[Items from a dataset]

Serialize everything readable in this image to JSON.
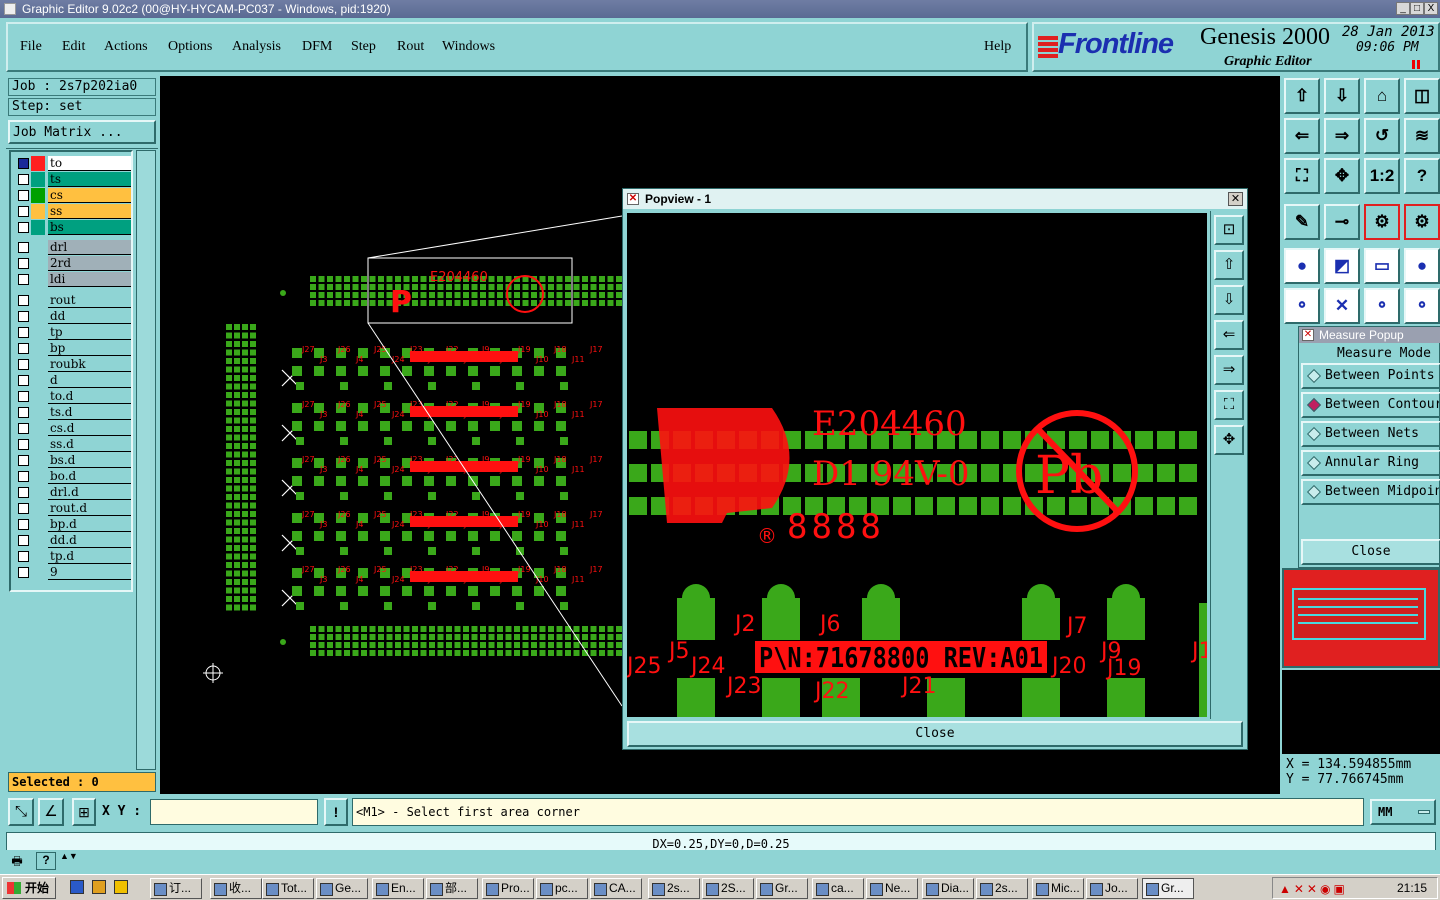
{
  "window": {
    "title": "Graphic Editor 9.02c2 (00@HY-HYCAM-PC037 - Windows, pid:1920)",
    "btn_min": "_",
    "btn_max": "□",
    "btn_close": "X"
  },
  "menu": [
    "File",
    "Edit",
    "Actions",
    "Options",
    "Analysis",
    "DFM",
    "Step",
    "Rout",
    "Windows"
  ],
  "help": "Help",
  "brand": {
    "logo": "Frontline",
    "product": "Genesis 2000",
    "subtitle": "Graphic Editor",
    "date": "28 Jan 2013",
    "time": "09:06 PM"
  },
  "job": {
    "job_label": "Job : 2s7p202ia0",
    "step_label": "Step: set",
    "matrix_button": "Job Matrix ..."
  },
  "layers": [
    {
      "name": "to",
      "color": "#ff2020",
      "bg": "#ffffff"
    },
    {
      "name": "ts",
      "color": "#00a080",
      "bg": "#00a080"
    },
    {
      "name": "cs",
      "color": "#00a000",
      "bg": "#ffc040"
    },
    {
      "name": "ss",
      "color": "#ffc040",
      "bg": "#ffc040"
    },
    {
      "name": "bs",
      "color": "#00a080",
      "bg": "#00a080"
    },
    {
      "name": "drl",
      "color": "#8fd4d4",
      "bg": "#a0b0b8"
    },
    {
      "name": "2rd",
      "color": "#8fd4d4",
      "bg": "#a0b0b8"
    },
    {
      "name": "ldi",
      "color": "#8fd4d4",
      "bg": "#a0b0b8"
    },
    {
      "name": "rout",
      "color": "#8fd4d4",
      "bg": "#8fd4d4"
    },
    {
      "name": "dd",
      "color": "#8fd4d4",
      "bg": "#8fd4d4"
    },
    {
      "name": "tp",
      "color": "#8fd4d4",
      "bg": "#8fd4d4"
    },
    {
      "name": "bp",
      "color": "#8fd4d4",
      "bg": "#8fd4d4"
    },
    {
      "name": "roubk",
      "color": "#8fd4d4",
      "bg": "#8fd4d4"
    },
    {
      "name": "d",
      "color": "#8fd4d4",
      "bg": "#8fd4d4"
    },
    {
      "name": "to.d",
      "color": "#8fd4d4",
      "bg": "#8fd4d4"
    },
    {
      "name": "ts.d",
      "color": "#8fd4d4",
      "bg": "#8fd4d4"
    },
    {
      "name": "cs.d",
      "color": "#8fd4d4",
      "bg": "#8fd4d4"
    },
    {
      "name": "ss.d",
      "color": "#8fd4d4",
      "bg": "#8fd4d4"
    },
    {
      "name": "bs.d",
      "color": "#8fd4d4",
      "bg": "#8fd4d4"
    },
    {
      "name": "bo.d",
      "color": "#8fd4d4",
      "bg": "#8fd4d4"
    },
    {
      "name": "drl.d",
      "color": "#8fd4d4",
      "bg": "#8fd4d4"
    },
    {
      "name": "rout.d",
      "color": "#8fd4d4",
      "bg": "#8fd4d4"
    },
    {
      "name": "bp.d",
      "color": "#8fd4d4",
      "bg": "#8fd4d4"
    },
    {
      "name": "dd.d",
      "color": "#8fd4d4",
      "bg": "#8fd4d4"
    },
    {
      "name": "tp.d",
      "color": "#8fd4d4",
      "bg": "#8fd4d4"
    },
    {
      "name": "9",
      "color": "#8fd4d4",
      "bg": "#8fd4d4"
    }
  ],
  "selected": "Selected : 0",
  "popview": {
    "title": "Popview - 1",
    "close": "Close"
  },
  "board_text": {
    "ul": "E204460",
    "rating": "D1 94V-0",
    "pb": "Pb",
    "pn": "P\\N:71678800 REV:A01",
    "date_code": "8888",
    "j": [
      "J5",
      "J24",
      "J2",
      "J6",
      "J23",
      "J22",
      "J21",
      "J7",
      "J9",
      "J20",
      "J19",
      "J1",
      "J25"
    ],
    "small_j": [
      "J27",
      "J3",
      "J26",
      "J4",
      "J25",
      "J24",
      "J23",
      "J2",
      "J22",
      "J8",
      "J9",
      "J20",
      "J19",
      "J10",
      "J18",
      "J11",
      "J17"
    ]
  },
  "measure": {
    "title": "Measure Popup",
    "mode_label": "Measure Mode",
    "options": [
      "Between Points",
      "Between Contours",
      "Between Nets",
      "Annular Ring",
      "Between Midpoints"
    ],
    "close": "Close"
  },
  "coords": {
    "x": "X = 134.594855mm",
    "y": "Y =  77.766745mm"
  },
  "cmd": {
    "xy_label": "X Y :",
    "xy_value": "",
    "prompt": "<M1> - Select first area corner",
    "units": "MM"
  },
  "status": "DX=0.25,DY=0,D=0.25",
  "taskbar": {
    "start": "开始",
    "clock": "21:15",
    "tasks": [
      "订...",
      "收...",
      "Tot...",
      "Ge...",
      "En...",
      "部...",
      "Pro...",
      "pc...",
      "CA...",
      "2s...",
      "2S...",
      "Gr...",
      "ca...",
      "Ne...",
      "Dia...",
      "2s...",
      "Mic...",
      "Jo...",
      "Gr..."
    ]
  }
}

Exercise: Each line of the data that holds the word "Graphic" should be copied.

Exercise solution:
    "title": "Graphic Editor 9.02c2 (00@HY-HYCAM-PC037 - Windows, pid:1920)",
    "subtitle": "Graphic Editor",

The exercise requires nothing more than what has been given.